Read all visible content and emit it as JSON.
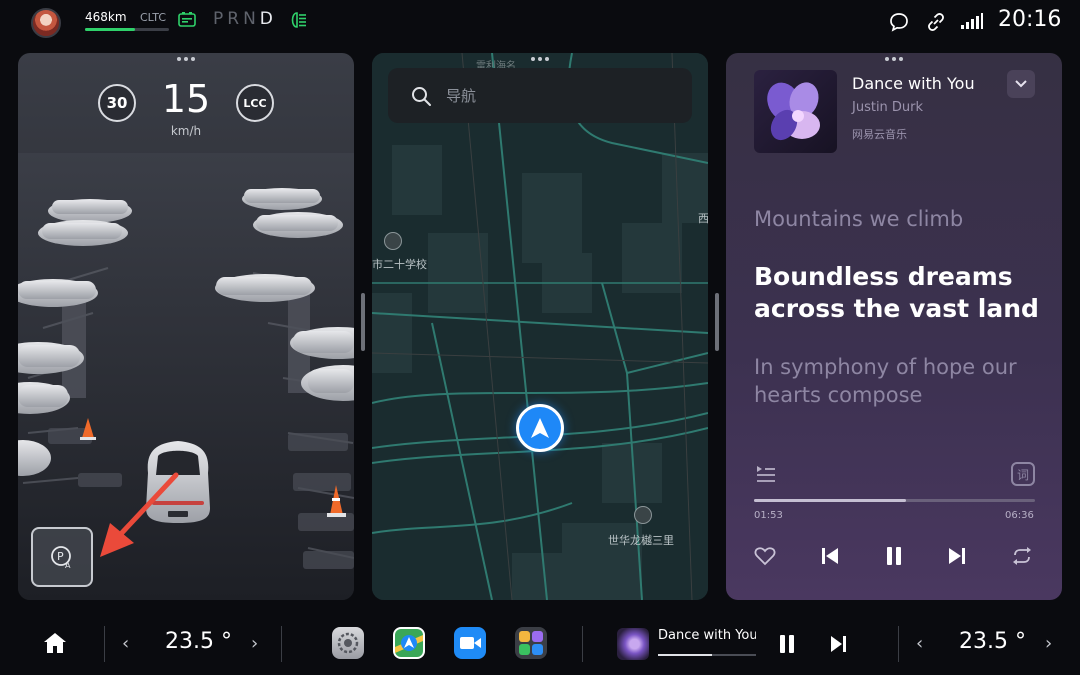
{
  "status_bar": {
    "range": "468km",
    "range_standard": "CLTC",
    "range_fraction": 0.6,
    "gear": {
      "letters": [
        "P",
        "R",
        "N",
        "D"
      ],
      "active": "D"
    },
    "time": "20:16",
    "icons": [
      "avatar",
      "battery-icon",
      "headlight-icon",
      "message-icon",
      "link-icon",
      "signal-icon"
    ]
  },
  "drive": {
    "speed_limit": "30",
    "speed": "15",
    "speed_unit": "km/h",
    "assist": "LCC",
    "park_icon": "auto-parking-icon"
  },
  "map": {
    "search_placeholder": "导航",
    "top_label": "雷利海名",
    "poi_school": "市二十学校",
    "poi_estate": "世华龙樾三里",
    "edge_label": "西",
    "colors": {
      "background": "#1a2c2f",
      "road": "#2f7a70",
      "block": "#24383b",
      "location": "#1e88f7"
    }
  },
  "music": {
    "title": "Dance with You",
    "artist": "Justin Durk",
    "source": "网易云音乐",
    "lyric_prev": "Mountains we climb",
    "lyric_current": "Boundless dreams across the vast land",
    "lyric_next": "In symphony of hope our hearts compose",
    "lyrics_toggle": "词",
    "elapsed": "01:53",
    "total": "06:36",
    "progress": 0.54,
    "controls": [
      "heart-icon",
      "previous-icon",
      "pause-icon",
      "next-icon",
      "repeat-icon"
    ]
  },
  "dock": {
    "temp_left": "23.5 °",
    "temp_right": "23.5 °",
    "apps": [
      "settings-app-icon",
      "navigation-app-icon",
      "video-call-app-icon",
      "app-grid-icon"
    ],
    "now_playing": "Dance with You",
    "now_playing_progress": 0.55
  }
}
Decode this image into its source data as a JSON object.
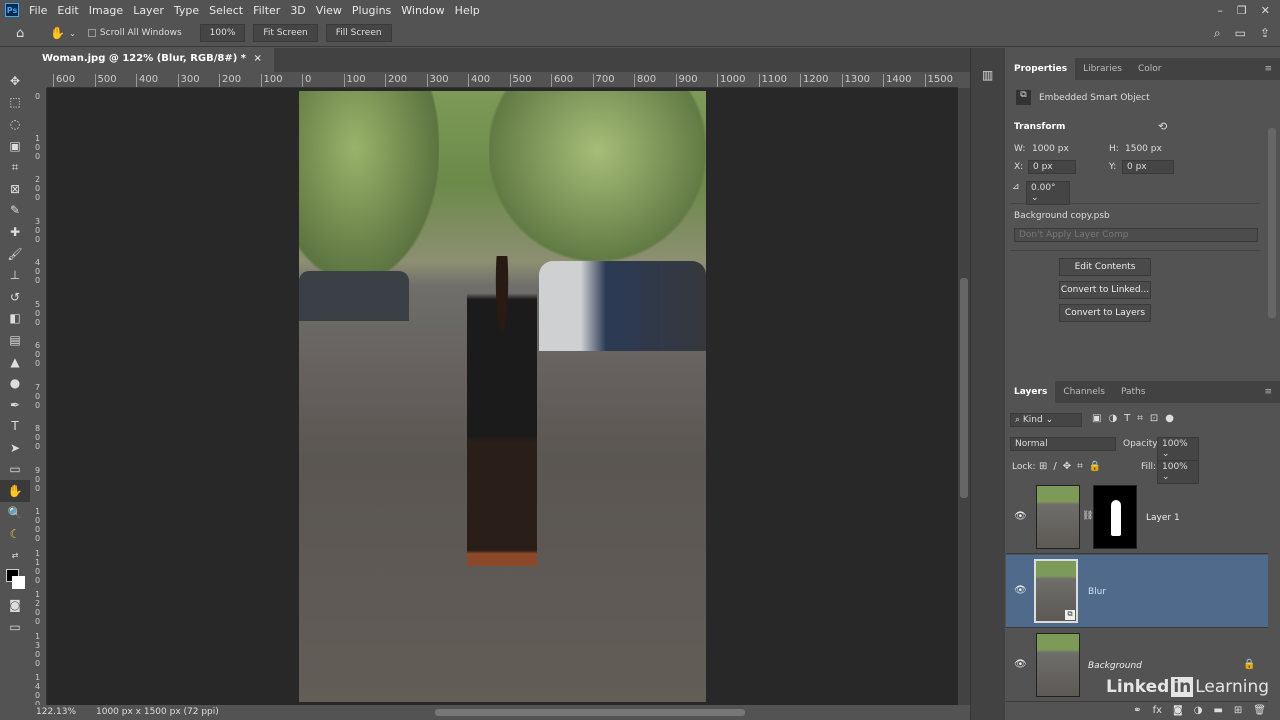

-------

§ **Task directions**:
Copy out every line where the word "JSON" occurs.

§ **Result for this exercise**:
Read all visible content and emit it as JSON.
Decode this image into its source data as a JSON object.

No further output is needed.